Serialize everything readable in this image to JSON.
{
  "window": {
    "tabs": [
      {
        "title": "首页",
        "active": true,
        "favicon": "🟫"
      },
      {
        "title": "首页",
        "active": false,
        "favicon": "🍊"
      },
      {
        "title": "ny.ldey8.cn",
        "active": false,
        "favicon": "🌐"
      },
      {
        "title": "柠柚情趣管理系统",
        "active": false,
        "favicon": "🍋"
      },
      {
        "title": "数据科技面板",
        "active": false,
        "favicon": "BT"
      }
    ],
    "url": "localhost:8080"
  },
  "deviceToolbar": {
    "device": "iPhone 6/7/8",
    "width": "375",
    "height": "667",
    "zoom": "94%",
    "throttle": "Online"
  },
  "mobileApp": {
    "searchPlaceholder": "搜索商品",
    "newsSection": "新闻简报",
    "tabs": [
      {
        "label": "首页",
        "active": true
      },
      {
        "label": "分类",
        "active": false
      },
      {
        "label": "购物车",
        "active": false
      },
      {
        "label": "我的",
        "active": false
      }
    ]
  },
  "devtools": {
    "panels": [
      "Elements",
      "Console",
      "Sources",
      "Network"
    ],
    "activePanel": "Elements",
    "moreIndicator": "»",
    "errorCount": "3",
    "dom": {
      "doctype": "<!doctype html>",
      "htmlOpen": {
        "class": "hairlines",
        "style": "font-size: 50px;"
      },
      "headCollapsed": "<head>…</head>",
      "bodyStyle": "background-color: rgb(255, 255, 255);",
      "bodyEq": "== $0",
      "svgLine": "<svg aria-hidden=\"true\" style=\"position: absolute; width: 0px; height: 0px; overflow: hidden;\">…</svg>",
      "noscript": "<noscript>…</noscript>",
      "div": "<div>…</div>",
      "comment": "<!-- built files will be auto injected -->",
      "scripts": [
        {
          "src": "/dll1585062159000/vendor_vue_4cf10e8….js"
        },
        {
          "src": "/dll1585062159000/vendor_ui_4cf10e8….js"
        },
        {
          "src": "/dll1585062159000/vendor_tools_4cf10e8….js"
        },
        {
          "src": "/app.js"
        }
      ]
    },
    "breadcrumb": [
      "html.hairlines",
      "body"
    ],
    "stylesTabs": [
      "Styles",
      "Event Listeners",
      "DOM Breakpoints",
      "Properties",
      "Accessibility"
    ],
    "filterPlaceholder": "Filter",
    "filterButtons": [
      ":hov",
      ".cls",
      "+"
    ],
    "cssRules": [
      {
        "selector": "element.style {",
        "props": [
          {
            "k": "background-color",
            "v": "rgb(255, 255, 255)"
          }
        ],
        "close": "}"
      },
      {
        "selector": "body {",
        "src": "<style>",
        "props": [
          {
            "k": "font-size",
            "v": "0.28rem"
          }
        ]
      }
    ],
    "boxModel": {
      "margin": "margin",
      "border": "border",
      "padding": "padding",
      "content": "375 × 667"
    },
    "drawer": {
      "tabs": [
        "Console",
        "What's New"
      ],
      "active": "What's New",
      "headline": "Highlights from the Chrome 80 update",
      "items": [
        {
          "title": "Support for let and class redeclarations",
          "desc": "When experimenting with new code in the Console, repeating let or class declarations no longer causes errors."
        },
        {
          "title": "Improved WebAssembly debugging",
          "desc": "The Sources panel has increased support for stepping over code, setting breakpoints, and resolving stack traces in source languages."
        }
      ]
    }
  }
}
::::
● **What you will do**
From the entries above, copy every line containing the word "class".

● **Answer to this task**
        "class": "hairlines",
          "title": "Support for let and class redeclarations",
          "desc": "When experimenting with new code in the Console, repeating let or class declarations no longer causes errors."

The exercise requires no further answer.